╭──

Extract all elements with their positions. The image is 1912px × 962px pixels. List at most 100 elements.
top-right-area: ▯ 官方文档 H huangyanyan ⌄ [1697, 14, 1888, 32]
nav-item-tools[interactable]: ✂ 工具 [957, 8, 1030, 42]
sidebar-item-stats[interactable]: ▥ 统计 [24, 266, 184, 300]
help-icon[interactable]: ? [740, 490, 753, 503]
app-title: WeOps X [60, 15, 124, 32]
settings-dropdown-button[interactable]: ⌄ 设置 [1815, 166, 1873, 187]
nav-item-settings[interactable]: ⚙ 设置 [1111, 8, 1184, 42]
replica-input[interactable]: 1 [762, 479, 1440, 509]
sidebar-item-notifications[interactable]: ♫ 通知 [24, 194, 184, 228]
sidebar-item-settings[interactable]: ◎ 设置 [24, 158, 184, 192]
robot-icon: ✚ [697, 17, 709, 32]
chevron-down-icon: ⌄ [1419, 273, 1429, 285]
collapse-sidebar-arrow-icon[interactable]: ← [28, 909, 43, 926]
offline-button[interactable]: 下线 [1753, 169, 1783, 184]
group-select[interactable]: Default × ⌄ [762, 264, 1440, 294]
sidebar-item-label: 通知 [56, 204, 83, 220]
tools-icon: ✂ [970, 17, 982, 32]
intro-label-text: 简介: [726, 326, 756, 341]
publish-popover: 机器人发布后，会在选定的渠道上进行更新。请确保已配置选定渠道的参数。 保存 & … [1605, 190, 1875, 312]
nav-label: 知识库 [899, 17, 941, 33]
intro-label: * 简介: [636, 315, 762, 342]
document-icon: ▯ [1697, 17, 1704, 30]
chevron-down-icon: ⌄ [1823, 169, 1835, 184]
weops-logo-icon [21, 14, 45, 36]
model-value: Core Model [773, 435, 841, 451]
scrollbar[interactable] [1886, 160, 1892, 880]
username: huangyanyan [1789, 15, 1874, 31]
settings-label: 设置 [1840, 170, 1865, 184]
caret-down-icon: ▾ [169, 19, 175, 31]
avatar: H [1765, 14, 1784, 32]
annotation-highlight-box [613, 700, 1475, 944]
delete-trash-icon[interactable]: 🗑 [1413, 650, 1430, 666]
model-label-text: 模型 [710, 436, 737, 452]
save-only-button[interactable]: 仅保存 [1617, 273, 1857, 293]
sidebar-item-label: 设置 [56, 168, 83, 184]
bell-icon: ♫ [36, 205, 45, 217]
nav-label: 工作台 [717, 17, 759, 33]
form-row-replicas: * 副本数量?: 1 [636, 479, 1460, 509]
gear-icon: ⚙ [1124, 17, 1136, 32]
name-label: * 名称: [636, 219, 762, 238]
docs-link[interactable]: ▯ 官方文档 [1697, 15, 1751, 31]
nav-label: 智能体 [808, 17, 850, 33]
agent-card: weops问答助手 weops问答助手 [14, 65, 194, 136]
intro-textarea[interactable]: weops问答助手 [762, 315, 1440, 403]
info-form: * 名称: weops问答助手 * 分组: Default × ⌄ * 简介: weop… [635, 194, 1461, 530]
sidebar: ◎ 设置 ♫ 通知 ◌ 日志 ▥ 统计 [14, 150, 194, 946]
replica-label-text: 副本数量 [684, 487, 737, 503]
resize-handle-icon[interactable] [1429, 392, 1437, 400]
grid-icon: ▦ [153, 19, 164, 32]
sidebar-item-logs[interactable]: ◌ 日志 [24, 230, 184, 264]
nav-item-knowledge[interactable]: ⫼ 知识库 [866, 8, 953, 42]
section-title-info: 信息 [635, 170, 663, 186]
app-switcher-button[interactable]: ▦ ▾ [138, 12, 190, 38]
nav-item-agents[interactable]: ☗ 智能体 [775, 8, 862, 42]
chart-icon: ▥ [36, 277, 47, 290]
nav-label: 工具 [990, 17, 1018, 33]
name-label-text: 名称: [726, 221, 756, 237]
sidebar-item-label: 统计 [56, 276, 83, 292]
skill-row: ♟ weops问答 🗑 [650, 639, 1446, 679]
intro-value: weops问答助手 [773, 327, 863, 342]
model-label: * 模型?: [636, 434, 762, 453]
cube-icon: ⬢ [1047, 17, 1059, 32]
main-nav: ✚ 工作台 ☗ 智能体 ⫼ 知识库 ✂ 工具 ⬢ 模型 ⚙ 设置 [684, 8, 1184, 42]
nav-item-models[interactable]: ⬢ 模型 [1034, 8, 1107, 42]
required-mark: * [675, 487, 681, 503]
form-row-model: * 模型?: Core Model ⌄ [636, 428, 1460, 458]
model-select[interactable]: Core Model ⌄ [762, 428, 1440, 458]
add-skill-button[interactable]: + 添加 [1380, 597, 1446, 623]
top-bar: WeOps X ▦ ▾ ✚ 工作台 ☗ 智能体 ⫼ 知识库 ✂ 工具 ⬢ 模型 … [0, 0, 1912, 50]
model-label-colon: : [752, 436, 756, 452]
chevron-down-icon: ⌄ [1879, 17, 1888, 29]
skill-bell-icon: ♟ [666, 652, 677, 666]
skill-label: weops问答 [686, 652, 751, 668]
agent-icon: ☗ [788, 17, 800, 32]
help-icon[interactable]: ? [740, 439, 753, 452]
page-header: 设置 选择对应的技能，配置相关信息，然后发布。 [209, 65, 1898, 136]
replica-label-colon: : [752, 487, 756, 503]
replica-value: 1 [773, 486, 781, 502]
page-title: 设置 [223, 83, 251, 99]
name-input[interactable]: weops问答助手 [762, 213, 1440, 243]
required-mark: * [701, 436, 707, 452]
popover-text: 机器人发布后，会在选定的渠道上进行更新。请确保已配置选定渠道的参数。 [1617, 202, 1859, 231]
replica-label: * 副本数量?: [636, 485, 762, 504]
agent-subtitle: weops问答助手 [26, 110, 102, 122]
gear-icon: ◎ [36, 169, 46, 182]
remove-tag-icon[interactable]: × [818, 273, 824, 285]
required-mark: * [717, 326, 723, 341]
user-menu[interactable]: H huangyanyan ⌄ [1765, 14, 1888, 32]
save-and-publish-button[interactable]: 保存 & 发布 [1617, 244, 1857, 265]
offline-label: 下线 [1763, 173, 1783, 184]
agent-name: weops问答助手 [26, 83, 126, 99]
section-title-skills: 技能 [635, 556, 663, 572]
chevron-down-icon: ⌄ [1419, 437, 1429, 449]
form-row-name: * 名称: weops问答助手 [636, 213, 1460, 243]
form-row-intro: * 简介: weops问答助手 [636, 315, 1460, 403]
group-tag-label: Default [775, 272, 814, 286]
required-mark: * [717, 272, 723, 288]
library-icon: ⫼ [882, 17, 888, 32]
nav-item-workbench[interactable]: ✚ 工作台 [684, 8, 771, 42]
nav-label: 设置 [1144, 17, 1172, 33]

╰──

Your instructions – Select every line of the rows above that contains the string "Default", matching case exactly.

Solution to this task –
group-select[interactable]: Default × ⌄ [762, 264, 1440, 294]
info-form: * 名称: weops问答助手 * 分组: Default × ⌄ * 简介: weop… [635, 194, 1461, 530]
group-tag-label: Default [775, 272, 814, 286]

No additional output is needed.